--- What to do ---
Return the lines below that carry the word "name".
══════
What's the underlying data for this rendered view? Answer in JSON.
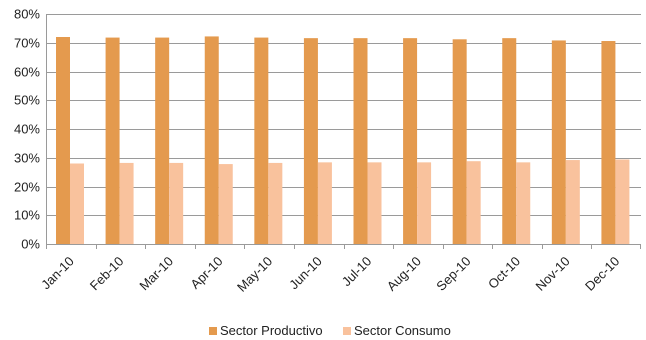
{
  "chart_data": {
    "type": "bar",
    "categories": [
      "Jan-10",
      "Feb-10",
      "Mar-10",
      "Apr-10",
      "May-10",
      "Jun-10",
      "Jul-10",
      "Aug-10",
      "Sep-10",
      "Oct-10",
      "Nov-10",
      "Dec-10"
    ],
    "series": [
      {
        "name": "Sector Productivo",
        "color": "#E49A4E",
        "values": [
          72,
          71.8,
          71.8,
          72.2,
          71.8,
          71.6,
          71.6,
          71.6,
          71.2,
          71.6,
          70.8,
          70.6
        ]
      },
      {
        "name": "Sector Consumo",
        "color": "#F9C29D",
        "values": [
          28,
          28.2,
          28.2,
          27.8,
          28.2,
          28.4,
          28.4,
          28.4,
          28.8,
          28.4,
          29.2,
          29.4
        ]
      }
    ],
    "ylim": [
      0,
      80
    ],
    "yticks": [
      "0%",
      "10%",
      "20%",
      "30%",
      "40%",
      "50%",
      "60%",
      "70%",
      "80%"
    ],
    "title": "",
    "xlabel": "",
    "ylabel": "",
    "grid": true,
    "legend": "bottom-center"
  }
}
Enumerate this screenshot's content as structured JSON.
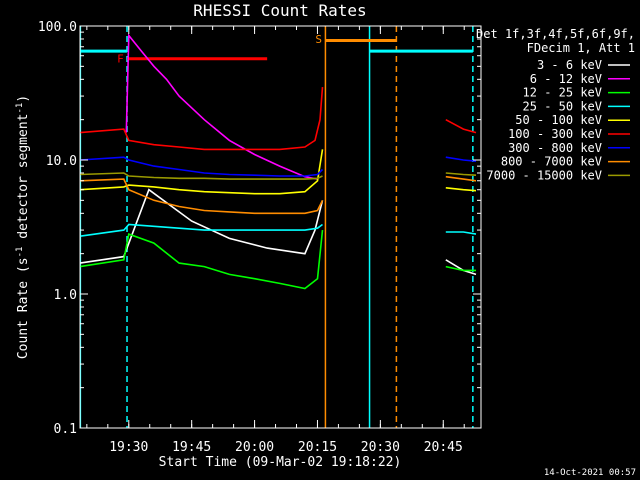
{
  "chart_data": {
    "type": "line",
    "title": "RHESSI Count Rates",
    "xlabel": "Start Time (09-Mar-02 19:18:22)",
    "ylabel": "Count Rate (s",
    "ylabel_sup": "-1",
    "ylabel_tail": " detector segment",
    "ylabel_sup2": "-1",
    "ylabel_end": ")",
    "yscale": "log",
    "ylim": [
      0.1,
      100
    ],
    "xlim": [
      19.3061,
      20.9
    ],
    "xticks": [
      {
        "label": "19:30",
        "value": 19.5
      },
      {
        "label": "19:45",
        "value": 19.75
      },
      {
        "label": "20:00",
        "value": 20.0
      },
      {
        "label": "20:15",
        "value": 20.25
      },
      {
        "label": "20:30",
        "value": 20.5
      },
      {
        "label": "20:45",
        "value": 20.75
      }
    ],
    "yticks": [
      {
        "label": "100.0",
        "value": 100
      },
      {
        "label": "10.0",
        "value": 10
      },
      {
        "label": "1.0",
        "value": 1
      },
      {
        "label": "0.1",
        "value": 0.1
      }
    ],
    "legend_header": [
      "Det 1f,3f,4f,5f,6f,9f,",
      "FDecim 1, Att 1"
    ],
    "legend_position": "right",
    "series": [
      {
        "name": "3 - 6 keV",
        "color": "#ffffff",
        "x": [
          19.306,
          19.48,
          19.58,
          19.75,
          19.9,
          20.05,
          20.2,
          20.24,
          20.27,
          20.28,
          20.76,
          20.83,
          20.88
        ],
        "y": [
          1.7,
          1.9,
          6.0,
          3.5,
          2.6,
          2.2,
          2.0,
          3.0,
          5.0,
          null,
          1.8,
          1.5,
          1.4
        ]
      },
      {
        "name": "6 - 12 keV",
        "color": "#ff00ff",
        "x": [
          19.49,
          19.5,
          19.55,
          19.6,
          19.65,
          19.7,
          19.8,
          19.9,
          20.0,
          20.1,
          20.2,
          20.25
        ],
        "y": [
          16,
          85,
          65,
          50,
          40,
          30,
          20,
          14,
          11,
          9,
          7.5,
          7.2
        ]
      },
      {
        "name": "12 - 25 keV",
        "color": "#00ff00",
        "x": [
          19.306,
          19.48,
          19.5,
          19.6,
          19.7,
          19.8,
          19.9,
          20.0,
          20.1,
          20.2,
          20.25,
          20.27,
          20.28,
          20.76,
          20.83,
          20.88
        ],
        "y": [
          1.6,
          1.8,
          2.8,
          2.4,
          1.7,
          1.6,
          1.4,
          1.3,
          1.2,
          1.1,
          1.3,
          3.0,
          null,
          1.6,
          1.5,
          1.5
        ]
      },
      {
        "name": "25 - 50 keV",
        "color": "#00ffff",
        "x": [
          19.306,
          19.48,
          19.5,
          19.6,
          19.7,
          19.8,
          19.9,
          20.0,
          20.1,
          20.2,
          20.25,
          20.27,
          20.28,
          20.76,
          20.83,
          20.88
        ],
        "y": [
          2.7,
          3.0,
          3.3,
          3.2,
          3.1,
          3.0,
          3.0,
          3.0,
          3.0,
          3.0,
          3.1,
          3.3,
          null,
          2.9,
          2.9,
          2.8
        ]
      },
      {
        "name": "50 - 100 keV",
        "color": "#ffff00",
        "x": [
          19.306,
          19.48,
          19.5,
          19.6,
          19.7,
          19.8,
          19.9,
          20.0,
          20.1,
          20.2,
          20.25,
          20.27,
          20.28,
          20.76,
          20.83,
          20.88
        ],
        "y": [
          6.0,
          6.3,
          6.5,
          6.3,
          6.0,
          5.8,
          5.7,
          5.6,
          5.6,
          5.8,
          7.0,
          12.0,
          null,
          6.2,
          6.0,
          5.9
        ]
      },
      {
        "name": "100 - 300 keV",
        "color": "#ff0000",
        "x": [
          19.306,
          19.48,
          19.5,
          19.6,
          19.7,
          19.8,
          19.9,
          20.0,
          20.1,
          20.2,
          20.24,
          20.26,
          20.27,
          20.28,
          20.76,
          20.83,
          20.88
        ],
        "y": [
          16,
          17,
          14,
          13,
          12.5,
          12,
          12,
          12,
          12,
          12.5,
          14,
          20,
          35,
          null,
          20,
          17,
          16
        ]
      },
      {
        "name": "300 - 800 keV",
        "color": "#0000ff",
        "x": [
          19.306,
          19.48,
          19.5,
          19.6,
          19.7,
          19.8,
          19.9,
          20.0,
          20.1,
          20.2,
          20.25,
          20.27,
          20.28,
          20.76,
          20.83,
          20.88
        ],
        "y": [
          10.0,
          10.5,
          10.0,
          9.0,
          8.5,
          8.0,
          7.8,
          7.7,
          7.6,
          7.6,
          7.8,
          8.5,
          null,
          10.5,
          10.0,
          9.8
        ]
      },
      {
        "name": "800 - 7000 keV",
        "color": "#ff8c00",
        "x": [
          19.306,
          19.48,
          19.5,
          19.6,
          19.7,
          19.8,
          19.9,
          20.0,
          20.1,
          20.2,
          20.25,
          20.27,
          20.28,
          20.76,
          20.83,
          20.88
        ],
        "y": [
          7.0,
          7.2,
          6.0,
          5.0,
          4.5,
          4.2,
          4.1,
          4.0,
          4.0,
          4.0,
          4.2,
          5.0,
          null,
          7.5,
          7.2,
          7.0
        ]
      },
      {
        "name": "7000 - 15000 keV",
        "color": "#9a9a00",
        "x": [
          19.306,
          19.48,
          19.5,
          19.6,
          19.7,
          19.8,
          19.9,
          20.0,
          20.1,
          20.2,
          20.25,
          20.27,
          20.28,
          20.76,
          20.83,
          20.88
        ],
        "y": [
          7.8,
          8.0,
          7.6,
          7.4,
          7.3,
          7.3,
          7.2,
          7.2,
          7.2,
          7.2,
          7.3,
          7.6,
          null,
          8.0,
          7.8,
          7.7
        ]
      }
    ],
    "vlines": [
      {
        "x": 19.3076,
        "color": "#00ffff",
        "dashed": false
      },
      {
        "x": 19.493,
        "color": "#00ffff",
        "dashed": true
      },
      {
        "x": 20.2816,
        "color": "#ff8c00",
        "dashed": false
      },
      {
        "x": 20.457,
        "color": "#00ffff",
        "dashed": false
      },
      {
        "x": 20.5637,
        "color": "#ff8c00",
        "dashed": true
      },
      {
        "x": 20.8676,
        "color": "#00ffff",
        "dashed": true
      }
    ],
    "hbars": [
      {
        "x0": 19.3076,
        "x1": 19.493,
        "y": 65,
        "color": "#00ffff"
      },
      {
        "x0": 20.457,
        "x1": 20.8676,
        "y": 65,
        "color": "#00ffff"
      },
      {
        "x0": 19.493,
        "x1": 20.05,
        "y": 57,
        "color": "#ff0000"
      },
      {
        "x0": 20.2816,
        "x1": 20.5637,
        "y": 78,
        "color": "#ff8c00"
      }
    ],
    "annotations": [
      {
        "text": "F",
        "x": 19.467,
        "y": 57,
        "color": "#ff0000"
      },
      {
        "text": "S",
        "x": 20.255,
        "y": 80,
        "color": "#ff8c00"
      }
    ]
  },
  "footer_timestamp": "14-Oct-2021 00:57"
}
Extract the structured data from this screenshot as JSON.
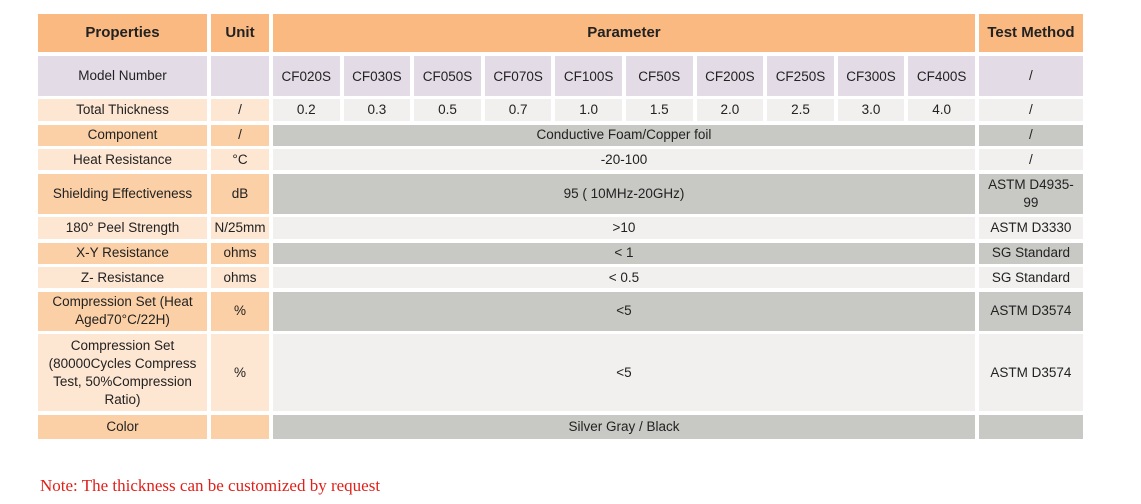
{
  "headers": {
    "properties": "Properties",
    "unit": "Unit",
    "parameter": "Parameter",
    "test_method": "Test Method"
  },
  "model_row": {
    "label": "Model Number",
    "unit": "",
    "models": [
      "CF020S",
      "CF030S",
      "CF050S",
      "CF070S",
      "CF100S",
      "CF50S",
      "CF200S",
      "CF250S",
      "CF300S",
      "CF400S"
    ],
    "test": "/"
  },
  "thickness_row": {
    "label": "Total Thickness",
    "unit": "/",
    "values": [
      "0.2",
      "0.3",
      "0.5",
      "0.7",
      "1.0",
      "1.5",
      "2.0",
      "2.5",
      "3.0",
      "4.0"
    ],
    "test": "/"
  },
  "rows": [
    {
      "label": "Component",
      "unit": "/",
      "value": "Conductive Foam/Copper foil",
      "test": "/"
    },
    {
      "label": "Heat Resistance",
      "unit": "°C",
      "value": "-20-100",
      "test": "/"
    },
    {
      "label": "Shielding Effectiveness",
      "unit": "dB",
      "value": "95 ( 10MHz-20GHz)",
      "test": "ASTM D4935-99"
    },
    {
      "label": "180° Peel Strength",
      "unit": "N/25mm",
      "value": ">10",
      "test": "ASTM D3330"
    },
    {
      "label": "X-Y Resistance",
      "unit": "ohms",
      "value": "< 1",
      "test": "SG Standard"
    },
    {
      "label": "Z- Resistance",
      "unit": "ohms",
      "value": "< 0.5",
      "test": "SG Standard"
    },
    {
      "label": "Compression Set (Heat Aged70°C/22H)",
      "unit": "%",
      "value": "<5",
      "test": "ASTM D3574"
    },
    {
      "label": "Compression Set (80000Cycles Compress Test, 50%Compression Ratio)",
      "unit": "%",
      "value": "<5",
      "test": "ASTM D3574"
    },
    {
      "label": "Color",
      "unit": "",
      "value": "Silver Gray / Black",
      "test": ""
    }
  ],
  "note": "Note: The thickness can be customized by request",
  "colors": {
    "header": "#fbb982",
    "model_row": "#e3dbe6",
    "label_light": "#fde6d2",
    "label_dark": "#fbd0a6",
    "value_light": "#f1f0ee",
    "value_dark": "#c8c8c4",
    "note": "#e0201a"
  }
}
══════
--- Task solution ---
        "name": "Sector Productivo",
        "name": "Sector Consumo",
        "name": "3 - 6 keV",
        "name": "6 - 12 keV",
        "name": "12 - 25 keV",
        "name": "25 - 50 keV",
        "name": "50 - 100 keV",
        "name": "100 - 300 keV",
        "name": "300 - 800 keV",
        "name": "800 - 7000 keV",
        "name": "7000 - 15000 keV",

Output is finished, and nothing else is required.